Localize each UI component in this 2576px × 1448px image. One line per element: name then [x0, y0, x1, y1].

--

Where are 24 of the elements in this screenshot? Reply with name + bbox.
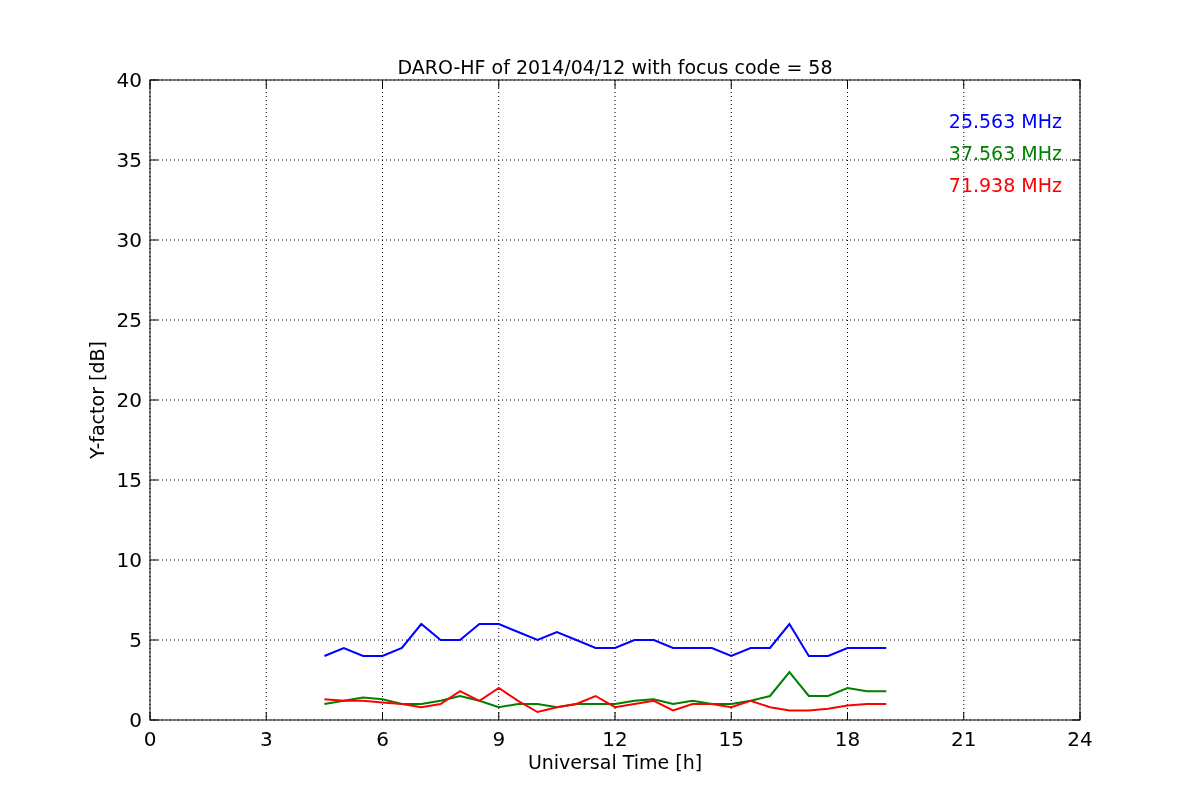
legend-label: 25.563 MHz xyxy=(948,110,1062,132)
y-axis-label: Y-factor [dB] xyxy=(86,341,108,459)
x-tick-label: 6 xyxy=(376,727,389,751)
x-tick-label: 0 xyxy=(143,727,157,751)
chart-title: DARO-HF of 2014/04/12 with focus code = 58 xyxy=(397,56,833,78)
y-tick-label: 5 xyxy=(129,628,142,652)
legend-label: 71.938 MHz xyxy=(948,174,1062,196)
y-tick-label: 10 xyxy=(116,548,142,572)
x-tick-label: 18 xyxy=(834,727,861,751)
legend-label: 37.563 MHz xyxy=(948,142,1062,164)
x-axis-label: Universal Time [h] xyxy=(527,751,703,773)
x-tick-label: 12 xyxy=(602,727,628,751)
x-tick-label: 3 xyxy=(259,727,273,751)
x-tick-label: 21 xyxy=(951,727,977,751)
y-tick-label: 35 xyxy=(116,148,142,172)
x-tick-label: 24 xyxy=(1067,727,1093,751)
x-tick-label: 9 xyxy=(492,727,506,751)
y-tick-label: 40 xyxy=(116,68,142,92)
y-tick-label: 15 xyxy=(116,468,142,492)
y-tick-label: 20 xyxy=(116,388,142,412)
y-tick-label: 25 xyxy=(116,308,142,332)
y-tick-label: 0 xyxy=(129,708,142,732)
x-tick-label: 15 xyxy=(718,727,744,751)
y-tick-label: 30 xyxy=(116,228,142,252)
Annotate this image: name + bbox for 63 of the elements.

AIM — Rewrite the lines starting at the line that contains "Where are 24" and ending at the line that contains "Annotate this image: name" as a numbered list, dropping any blank lines and leaving out the pictures.

REPLY —
1. Where are 24 of the elements in this screenshot? Reply with name + bbox.
2. legend-label: 25.563 MHz xyxy=(948,110,1062,132)
3. y-axis-label: Y-factor [dB] xyxy=(86,341,108,459)
4. x-tick-label: 6 xyxy=(376,727,389,751)
5. x-tick-label: 0 xyxy=(143,727,157,751)
6. chart-title: DARO-HF of 2014/04/12 with focus code = 58 xyxy=(397,56,833,78)
7. y-tick-label: 5 xyxy=(129,628,142,652)
8. legend-label: 71.938 MHz xyxy=(948,174,1062,196)
9. y-tick-label: 10 xyxy=(116,548,142,572)
10. x-tick-label: 18 xyxy=(834,727,861,751)
11. legend-label: 37.563 MHz xyxy=(948,142,1062,164)
12. x-axis-label: Universal Time [h] xyxy=(527,751,703,773)
13. x-tick-label: 12 xyxy=(602,727,628,751)
14. x-tick-label: 3 xyxy=(259,727,273,751)
15. x-tick-label: 21 xyxy=(951,727,977,751)
16. y-tick-label: 35 xyxy=(116,148,142,172)
17. x-tick-label: 24 xyxy=(1067,727,1093,751)
18. x-tick-label: 9 xyxy=(492,727,506,751)
19. y-tick-label: 40 xyxy=(116,68,142,92)
20. y-tick-label: 15 xyxy=(116,468,142,492)
21. y-tick-label: 20 xyxy=(116,388,142,412)
22. y-tick-label: 25 xyxy=(116,308,142,332)
23. y-tick-label: 0 xyxy=(129,708,142,732)
24. x-tick-label: 15 xyxy=(718,727,744,751)
25. y-tick-label: 30 xyxy=(116,228,142,252)
26. Annotate this image: name + bbox for 63 of the elements.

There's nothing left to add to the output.